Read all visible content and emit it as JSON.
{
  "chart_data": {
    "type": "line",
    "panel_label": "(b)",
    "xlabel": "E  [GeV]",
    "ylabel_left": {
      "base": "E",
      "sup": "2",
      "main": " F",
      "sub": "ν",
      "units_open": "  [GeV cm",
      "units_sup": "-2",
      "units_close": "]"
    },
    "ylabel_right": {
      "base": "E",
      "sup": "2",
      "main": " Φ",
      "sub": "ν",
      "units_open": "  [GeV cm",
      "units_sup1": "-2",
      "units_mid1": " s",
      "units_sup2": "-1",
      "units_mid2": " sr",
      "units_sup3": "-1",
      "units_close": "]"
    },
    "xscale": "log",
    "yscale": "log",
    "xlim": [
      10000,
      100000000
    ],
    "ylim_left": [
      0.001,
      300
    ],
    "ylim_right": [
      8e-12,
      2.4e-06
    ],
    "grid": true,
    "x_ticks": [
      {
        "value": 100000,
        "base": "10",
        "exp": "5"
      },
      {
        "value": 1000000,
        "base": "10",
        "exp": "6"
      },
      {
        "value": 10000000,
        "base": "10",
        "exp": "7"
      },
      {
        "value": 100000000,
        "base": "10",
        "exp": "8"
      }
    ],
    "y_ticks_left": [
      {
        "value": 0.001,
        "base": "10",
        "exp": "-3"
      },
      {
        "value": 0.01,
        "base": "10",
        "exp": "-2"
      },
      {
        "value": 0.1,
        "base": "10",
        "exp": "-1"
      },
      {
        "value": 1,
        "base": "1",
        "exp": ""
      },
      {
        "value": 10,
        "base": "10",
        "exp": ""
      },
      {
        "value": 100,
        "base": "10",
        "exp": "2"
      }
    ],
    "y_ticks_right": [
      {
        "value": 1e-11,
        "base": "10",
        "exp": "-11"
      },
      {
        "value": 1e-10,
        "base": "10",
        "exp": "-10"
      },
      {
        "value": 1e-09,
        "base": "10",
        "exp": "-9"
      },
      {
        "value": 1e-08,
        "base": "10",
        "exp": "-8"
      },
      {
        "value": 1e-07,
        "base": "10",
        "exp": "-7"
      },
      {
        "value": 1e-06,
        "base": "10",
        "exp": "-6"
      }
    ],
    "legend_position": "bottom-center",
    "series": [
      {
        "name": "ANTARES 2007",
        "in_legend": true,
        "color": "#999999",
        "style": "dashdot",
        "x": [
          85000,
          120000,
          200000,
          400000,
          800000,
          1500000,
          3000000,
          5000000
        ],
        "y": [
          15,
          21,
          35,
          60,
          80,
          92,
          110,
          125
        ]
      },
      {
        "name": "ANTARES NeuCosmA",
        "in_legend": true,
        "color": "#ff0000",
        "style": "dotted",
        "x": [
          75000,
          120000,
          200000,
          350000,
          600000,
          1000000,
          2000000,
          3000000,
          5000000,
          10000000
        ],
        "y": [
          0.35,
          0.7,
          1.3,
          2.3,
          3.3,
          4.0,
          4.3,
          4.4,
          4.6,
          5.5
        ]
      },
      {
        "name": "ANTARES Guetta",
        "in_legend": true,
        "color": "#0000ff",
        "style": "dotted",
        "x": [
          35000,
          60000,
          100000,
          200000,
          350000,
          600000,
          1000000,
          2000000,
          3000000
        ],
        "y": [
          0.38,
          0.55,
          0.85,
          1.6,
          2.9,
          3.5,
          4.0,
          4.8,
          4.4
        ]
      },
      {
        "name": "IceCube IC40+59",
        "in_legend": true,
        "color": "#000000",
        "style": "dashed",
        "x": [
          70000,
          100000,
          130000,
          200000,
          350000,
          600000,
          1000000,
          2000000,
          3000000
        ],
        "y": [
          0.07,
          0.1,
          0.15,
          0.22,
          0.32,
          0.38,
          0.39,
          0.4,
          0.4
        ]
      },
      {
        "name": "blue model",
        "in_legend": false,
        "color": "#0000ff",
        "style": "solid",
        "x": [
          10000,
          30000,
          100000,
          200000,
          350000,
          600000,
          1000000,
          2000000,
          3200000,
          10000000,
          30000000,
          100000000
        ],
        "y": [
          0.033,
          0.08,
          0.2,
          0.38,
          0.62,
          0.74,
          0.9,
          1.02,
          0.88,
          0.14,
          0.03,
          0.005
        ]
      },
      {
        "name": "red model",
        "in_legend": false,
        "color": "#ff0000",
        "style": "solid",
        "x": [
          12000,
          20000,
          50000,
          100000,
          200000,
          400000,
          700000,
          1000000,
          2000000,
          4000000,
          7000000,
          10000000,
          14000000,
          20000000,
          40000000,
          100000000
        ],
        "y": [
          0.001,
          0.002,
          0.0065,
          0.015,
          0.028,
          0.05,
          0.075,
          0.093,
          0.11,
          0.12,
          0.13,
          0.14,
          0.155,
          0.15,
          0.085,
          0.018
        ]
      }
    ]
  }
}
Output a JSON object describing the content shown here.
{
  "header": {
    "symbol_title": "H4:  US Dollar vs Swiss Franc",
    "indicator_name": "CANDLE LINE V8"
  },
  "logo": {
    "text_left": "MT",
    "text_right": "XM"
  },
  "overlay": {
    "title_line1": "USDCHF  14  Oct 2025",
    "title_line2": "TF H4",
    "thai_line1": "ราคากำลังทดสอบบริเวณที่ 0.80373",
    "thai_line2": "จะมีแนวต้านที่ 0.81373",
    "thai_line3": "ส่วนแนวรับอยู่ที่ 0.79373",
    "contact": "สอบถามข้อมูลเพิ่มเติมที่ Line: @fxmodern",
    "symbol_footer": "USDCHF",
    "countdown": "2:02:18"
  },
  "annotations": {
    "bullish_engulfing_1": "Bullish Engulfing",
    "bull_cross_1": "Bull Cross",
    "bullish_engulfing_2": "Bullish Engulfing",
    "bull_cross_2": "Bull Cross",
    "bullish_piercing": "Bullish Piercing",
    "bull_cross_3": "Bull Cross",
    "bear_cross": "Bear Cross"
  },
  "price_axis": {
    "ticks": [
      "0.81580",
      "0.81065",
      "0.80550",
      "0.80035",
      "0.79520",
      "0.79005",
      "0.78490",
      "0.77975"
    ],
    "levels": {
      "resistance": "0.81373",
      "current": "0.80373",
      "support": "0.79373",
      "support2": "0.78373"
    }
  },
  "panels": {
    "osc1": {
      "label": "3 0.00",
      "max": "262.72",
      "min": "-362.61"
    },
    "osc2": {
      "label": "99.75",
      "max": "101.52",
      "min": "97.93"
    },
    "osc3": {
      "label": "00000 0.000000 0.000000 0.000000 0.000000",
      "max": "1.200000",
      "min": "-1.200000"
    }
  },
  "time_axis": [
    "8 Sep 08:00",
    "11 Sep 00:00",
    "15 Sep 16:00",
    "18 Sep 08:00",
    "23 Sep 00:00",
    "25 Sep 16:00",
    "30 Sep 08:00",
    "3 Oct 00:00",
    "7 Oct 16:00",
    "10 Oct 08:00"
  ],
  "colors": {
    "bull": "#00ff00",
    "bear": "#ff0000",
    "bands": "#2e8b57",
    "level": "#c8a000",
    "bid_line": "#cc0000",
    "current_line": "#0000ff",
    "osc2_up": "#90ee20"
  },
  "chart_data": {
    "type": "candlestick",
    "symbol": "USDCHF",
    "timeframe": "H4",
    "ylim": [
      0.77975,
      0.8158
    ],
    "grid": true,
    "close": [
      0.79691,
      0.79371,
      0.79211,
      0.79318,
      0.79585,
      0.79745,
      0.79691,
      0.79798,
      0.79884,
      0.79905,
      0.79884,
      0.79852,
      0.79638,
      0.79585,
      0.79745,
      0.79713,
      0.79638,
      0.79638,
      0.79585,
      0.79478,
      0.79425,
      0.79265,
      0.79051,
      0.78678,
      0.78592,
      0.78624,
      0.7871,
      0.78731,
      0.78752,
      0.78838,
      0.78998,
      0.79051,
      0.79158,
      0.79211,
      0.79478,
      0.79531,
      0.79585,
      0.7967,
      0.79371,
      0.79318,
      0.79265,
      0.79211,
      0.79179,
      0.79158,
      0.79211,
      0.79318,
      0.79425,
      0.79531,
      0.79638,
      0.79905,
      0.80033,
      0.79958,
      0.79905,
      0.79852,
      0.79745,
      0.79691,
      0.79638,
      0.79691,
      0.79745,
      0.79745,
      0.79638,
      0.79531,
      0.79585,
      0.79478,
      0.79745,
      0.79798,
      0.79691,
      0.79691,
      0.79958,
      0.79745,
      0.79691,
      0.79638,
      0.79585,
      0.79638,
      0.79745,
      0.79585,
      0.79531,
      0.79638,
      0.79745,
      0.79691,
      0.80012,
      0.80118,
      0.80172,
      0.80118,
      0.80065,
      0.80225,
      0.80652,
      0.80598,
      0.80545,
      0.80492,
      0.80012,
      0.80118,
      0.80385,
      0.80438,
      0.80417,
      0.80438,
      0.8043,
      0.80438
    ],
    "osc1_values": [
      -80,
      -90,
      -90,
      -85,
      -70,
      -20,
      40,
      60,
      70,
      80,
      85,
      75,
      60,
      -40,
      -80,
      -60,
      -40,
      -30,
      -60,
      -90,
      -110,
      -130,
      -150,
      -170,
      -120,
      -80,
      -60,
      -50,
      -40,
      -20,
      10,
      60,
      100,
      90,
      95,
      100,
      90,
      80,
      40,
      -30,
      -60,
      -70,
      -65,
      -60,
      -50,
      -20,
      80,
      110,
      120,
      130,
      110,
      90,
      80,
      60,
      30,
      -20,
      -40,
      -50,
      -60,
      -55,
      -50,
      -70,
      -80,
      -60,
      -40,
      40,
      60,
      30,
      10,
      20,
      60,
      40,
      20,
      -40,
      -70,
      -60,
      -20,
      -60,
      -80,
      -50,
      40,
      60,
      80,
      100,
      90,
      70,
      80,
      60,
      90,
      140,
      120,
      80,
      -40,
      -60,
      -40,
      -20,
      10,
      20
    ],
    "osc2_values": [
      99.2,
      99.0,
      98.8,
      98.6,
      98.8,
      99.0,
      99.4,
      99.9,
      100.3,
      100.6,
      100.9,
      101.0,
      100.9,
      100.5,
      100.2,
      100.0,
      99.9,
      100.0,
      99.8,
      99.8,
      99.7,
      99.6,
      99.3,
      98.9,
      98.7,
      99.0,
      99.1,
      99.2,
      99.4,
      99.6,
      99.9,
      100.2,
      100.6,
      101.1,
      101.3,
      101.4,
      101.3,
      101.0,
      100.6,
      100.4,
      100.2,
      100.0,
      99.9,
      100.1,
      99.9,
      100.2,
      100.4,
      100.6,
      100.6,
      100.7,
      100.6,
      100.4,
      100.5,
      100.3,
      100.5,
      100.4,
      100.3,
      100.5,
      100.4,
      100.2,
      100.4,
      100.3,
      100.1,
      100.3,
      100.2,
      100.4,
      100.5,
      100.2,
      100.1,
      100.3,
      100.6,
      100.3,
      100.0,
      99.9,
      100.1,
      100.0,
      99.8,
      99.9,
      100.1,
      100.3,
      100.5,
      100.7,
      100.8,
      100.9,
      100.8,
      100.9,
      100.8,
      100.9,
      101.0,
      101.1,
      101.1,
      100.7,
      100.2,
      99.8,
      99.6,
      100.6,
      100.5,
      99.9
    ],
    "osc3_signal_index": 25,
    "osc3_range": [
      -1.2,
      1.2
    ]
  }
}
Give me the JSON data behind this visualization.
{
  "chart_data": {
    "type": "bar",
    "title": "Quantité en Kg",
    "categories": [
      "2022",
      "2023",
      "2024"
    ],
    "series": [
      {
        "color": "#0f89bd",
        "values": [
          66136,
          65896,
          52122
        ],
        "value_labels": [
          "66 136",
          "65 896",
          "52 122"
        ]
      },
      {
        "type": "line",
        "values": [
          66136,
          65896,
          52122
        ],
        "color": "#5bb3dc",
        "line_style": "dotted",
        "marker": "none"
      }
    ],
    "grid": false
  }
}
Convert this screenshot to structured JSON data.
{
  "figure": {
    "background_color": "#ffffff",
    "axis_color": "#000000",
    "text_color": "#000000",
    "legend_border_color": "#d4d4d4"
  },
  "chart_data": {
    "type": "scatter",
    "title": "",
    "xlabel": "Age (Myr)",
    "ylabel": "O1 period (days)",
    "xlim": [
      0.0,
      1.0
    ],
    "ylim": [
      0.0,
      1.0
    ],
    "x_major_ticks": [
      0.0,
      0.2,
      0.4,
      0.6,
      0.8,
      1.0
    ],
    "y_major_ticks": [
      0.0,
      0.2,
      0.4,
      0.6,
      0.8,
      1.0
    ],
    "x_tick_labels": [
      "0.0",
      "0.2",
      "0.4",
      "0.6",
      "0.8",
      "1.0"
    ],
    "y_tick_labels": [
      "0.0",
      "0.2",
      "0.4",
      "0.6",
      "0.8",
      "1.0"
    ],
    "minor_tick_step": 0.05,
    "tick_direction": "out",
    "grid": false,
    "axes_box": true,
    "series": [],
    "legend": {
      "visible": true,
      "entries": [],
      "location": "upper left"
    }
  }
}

▶ _Problem description_
Above are the records; copy exactly the lines from the one with "Convert this screenshot" through the final line.

▶ _Exercise result_
Convert this screenshot to structured JSON data.
{
  "figure": {
    "background_color": "#ffffff",
    "axis_color": "#000000",
    "text_color": "#000000",
    "legend_border_color": "#d4d4d4"
  },
  "chart_data": {
    "type": "scatter",
    "title": "",
    "xlabel": "Age (Myr)",
    "ylabel": "O1 period (days)",
    "xlim": [
      0.0,
      1.0
    ],
    "ylim": [
      0.0,
      1.0
    ],
    "x_major_ticks": [
      0.0,
      0.2,
      0.4,
      0.6,
      0.8,
      1.0
    ],
    "y_major_ticks": [
      0.0,
      0.2,
      0.4,
      0.6,
      0.8,
      1.0
    ],
    "x_tick_labels": [
      "0.0",
      "0.2",
      "0.4",
      "0.6",
      "0.8",
      "1.0"
    ],
    "y_tick_labels": [
      "0.0",
      "0.2",
      "0.4",
      "0.6",
      "0.8",
      "1.0"
    ],
    "minor_tick_step": 0.05,
    "tick_direction": "out",
    "grid": false,
    "axes_box": true,
    "series": [],
    "legend": {
      "visible": true,
      "entries": [],
      "location": "upper left"
    }
  }
}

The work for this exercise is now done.